(WHAT TO PRODUCE) Go through the entries below and retype them exactly, omitting each picture.

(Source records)
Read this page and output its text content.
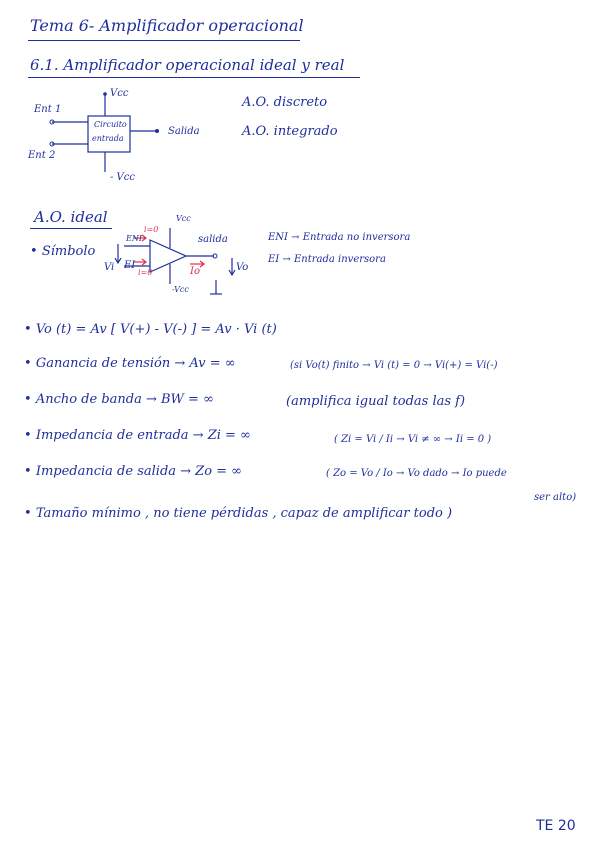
Tema 6- Amplificador operacional
6.1. Amplificador operacional ideal y real
Vcc
Ent 1
Ent 2
Circuito
entrada
Salida
- Vcc
A.O. discreto
A.O. integrado
A.O. ideal
• Símbolo
Vcc
ENI
i=0
EI
i=0
Vi
salida
Io	Vo
-Vcc
ENI → Entrada no inversora
EI → Entrada inversora
• Vo (t) = Av [ V(+) - V(-) ] = Av · Vi (t)
• Ganancia de tensión → Av = ∞	(si Vo(t) finito → Vi (t) = 0 → Vi(+) = Vi(-)
• Ancho de banda → BW = ∞	(amplifica igual todas las f)
• Impedancia de entrada → Zi = ∞	( Zi = Vi / Ii → Vi ≠ ∞ → Ii = 0 )
• Impedancia de salida → Zo = ∞	( Zo = Vo / Io → Vo dado → Io puede
ser alto)
• Tamaño mínimo , no tiene pérdidas , capaz de amplificar todo )
TE 20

(THE RESULT)
Read this page and output its text content.
Tema 6- Amplificador operacional
6.1. Amplificador operacional ideal y real
Vcc
Ent 1
Ent 2
Circuito
entrada
Salida
- Vcc
A.O. discreto
A.O. integrado
A.O. ideal
• Símbolo
Vcc
ENI
i=0
EI
i=0
Vi
salida
Io	Vo
-Vcc
ENI → Entrada no inversora
EI → Entrada inversora
• Vo (t) = Av [ V(+) - V(-) ] = Av · Vi (t)
• Ganancia de tensión → Av = ∞	(si Vo(t) finito → Vi (t) = 0 → Vi(+) = Vi(-)
• Ancho de banda → BW = ∞	(amplifica igual todas las f)
• Impedancia de entrada → Zi = ∞	( Zi = Vi / Ii → Vi ≠ ∞ → Ii = 0 )
• Impedancia de salida → Zo = ∞	( Zo = Vo / Io → Vo dado → Io puede
ser alto)
• Tamaño mínimo , no tiene pérdidas , capaz de amplificar todo )
TE 20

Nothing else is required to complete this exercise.